Aim
Answer with a single number: the count of lines that include the string "JSON".

--- begin Extracted entries ---

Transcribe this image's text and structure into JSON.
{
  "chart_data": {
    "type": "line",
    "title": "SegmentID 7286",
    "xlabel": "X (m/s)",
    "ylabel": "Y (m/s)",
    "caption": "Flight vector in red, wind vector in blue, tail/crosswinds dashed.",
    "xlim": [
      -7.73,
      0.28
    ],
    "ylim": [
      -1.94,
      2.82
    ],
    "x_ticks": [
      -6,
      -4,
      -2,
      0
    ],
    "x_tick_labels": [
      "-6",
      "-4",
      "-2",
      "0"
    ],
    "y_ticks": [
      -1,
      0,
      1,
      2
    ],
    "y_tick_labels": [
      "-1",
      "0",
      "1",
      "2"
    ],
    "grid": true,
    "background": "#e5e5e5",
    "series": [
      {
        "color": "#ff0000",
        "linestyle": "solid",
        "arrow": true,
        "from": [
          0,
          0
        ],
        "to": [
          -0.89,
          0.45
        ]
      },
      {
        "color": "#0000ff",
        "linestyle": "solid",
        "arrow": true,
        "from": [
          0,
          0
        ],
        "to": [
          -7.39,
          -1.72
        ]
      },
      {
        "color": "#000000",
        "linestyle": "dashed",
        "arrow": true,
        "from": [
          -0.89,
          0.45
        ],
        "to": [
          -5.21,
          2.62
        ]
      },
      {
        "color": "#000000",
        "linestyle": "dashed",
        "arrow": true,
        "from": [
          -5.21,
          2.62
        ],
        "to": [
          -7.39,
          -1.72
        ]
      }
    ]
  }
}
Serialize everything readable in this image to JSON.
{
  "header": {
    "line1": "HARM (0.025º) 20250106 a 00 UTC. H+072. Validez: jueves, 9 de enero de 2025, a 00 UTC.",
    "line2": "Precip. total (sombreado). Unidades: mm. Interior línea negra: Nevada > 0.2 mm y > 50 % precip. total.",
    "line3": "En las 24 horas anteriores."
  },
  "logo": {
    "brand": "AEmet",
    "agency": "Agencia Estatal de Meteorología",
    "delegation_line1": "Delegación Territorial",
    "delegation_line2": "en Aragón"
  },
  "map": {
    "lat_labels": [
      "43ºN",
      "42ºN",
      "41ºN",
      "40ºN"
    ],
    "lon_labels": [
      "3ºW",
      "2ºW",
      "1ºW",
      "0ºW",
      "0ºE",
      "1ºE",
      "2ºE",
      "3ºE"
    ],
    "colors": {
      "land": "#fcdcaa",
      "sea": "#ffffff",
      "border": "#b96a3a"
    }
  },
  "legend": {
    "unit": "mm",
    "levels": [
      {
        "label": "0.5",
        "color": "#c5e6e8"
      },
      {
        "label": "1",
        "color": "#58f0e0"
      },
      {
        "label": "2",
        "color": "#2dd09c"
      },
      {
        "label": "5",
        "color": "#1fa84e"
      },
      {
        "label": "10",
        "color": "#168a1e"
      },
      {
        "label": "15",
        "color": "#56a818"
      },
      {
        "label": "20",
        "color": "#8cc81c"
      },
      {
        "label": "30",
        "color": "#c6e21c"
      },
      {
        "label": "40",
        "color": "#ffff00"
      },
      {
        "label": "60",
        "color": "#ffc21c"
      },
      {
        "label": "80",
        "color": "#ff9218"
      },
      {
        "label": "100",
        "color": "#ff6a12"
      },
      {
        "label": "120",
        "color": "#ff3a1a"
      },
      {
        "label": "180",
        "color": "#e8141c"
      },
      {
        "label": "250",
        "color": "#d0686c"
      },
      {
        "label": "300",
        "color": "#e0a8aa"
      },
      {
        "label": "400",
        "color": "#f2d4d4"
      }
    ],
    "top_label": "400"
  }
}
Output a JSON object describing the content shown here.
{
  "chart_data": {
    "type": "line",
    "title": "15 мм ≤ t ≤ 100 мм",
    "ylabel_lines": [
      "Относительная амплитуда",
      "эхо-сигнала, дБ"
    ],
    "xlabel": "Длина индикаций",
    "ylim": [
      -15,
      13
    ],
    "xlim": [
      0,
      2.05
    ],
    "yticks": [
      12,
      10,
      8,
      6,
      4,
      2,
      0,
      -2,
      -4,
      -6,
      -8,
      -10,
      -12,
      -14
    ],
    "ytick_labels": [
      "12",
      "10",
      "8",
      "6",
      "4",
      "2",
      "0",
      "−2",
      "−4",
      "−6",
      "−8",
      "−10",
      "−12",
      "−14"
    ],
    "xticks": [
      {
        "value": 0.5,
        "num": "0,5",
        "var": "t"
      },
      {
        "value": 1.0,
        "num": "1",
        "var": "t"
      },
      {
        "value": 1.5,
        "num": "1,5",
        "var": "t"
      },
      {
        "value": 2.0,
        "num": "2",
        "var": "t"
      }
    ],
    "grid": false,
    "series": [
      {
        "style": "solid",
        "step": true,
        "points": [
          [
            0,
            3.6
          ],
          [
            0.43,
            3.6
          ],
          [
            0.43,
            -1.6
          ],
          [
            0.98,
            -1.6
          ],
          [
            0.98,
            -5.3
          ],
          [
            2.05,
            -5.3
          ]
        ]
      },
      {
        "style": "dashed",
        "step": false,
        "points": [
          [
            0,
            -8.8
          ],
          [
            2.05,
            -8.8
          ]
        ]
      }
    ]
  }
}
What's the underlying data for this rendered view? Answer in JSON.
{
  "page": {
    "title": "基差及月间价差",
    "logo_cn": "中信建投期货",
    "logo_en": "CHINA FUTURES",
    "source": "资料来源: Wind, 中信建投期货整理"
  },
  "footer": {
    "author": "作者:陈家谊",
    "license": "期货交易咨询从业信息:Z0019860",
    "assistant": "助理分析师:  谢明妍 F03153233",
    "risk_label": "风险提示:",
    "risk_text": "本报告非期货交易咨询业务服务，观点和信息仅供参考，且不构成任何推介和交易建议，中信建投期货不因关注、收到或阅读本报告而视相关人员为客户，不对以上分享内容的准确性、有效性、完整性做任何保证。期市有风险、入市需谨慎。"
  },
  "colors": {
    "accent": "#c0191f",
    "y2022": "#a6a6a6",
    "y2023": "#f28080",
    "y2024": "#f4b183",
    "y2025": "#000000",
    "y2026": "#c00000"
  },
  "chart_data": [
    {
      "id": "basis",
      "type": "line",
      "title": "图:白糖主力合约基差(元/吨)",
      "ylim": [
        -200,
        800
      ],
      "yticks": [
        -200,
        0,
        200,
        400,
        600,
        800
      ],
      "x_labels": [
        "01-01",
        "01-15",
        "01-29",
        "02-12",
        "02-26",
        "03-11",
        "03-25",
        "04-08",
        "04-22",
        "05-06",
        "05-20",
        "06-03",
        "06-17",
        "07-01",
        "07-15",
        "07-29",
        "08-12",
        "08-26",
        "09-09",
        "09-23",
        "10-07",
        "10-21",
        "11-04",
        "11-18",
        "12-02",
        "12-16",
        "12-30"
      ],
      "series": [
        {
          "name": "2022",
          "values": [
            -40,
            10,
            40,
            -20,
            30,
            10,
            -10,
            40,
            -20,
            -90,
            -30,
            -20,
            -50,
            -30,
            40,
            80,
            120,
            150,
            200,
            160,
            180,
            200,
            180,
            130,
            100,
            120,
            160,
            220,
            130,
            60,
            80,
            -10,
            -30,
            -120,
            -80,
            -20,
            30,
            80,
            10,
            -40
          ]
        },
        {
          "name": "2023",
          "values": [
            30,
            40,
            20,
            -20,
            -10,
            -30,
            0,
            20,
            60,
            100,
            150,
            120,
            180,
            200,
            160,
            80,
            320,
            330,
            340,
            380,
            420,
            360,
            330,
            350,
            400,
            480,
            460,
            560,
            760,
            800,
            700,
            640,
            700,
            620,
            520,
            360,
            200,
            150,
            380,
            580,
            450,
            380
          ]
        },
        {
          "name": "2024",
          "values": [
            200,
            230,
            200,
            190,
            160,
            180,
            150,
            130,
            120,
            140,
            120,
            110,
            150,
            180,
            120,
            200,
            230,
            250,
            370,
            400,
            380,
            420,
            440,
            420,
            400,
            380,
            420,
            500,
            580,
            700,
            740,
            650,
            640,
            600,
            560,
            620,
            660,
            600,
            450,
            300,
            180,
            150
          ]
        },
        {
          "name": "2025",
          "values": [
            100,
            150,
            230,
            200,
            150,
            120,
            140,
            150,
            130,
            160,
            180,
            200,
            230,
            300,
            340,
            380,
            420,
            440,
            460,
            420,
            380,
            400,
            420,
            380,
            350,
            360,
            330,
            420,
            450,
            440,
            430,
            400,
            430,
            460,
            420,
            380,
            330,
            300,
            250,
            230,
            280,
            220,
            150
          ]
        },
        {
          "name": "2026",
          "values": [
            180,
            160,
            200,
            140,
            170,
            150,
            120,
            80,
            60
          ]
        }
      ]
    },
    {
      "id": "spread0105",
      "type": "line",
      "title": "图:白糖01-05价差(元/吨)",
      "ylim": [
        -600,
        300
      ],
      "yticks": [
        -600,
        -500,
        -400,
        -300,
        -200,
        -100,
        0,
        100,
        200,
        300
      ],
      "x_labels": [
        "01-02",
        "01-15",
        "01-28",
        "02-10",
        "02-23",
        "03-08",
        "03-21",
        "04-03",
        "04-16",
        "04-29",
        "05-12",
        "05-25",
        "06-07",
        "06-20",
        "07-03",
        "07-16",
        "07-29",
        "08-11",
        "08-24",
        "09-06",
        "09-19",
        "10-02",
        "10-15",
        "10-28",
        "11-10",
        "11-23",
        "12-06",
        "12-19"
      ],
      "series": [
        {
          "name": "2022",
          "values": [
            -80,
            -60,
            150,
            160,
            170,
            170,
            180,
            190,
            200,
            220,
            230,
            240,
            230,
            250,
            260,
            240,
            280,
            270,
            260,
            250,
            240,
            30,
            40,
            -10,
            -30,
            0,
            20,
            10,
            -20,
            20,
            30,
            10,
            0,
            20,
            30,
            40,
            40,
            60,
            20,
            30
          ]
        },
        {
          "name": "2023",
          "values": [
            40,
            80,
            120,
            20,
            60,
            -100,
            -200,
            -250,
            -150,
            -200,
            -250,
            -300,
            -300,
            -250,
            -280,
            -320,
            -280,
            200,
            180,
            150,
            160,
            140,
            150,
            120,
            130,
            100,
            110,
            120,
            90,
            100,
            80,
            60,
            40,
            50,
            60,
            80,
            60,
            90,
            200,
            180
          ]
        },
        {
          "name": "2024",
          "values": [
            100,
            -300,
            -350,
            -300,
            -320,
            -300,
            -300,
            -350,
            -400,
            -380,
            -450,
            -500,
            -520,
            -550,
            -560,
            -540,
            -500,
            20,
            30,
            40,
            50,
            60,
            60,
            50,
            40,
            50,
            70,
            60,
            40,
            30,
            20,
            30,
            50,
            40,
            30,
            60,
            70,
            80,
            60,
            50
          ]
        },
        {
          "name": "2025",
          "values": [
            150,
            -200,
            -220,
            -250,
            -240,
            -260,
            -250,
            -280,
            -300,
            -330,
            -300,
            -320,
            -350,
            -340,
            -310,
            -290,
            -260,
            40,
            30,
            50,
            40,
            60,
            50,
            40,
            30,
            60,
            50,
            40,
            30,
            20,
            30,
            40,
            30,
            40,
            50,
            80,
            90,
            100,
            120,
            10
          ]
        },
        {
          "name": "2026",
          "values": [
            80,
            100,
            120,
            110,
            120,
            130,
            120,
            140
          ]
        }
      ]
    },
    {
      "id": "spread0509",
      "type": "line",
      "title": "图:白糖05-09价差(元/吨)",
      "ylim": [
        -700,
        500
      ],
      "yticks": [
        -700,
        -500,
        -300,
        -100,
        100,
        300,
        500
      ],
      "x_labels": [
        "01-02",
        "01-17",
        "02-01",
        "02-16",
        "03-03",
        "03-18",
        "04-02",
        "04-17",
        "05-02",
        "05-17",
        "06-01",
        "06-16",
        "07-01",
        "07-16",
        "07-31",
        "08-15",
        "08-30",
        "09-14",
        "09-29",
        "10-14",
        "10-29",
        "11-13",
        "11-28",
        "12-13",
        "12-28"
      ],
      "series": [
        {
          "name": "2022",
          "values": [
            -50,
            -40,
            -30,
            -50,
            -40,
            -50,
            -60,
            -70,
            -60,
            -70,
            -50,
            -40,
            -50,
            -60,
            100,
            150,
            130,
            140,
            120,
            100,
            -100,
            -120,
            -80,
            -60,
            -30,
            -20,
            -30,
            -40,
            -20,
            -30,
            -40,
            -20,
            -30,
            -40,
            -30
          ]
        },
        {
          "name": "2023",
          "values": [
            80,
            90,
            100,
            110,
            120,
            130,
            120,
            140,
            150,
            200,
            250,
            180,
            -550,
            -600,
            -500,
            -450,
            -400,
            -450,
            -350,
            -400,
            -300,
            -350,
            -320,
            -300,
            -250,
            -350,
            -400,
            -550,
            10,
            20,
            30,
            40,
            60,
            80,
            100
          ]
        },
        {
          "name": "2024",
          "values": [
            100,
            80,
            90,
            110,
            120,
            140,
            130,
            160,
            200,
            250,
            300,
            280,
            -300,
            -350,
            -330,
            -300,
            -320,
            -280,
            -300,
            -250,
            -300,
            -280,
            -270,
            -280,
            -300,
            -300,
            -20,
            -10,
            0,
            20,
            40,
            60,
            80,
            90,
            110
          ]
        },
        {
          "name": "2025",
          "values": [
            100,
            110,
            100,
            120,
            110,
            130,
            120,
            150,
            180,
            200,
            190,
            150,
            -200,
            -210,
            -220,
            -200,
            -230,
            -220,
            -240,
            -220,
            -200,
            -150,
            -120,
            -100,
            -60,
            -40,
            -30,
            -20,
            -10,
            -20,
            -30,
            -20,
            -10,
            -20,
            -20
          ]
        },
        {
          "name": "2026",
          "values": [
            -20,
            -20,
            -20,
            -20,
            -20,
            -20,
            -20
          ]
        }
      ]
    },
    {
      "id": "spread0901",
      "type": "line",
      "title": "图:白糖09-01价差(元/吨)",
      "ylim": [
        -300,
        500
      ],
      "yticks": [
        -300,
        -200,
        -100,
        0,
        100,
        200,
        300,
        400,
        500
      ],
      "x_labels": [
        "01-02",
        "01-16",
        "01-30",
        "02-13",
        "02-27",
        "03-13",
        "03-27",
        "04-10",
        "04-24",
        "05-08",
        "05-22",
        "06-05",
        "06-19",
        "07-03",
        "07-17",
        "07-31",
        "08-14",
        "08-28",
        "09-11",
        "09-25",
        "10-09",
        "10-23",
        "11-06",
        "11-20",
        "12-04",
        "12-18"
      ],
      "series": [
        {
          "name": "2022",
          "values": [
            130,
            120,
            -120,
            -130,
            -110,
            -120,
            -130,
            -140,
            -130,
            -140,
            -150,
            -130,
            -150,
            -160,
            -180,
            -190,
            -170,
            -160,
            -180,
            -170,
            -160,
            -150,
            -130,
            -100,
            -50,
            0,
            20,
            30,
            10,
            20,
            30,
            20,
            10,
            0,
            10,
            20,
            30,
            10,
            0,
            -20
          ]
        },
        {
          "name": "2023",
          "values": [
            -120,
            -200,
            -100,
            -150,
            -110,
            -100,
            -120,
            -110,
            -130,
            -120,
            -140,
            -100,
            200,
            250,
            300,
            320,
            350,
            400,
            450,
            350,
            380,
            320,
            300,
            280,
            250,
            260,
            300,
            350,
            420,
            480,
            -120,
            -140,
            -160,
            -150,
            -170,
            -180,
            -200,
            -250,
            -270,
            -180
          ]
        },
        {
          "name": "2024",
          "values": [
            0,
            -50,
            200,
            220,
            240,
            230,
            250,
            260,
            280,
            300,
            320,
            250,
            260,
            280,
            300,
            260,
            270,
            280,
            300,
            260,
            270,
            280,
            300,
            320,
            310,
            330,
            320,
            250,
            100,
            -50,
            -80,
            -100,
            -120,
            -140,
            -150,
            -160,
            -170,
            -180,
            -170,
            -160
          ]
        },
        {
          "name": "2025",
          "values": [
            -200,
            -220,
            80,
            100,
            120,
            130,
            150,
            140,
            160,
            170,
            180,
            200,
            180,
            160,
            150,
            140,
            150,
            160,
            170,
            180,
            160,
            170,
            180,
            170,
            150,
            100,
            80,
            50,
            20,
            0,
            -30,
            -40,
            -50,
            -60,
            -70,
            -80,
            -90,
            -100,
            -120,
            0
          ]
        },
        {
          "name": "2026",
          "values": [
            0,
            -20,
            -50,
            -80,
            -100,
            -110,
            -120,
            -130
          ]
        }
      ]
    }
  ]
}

--- end Extracted entries ---

The output
4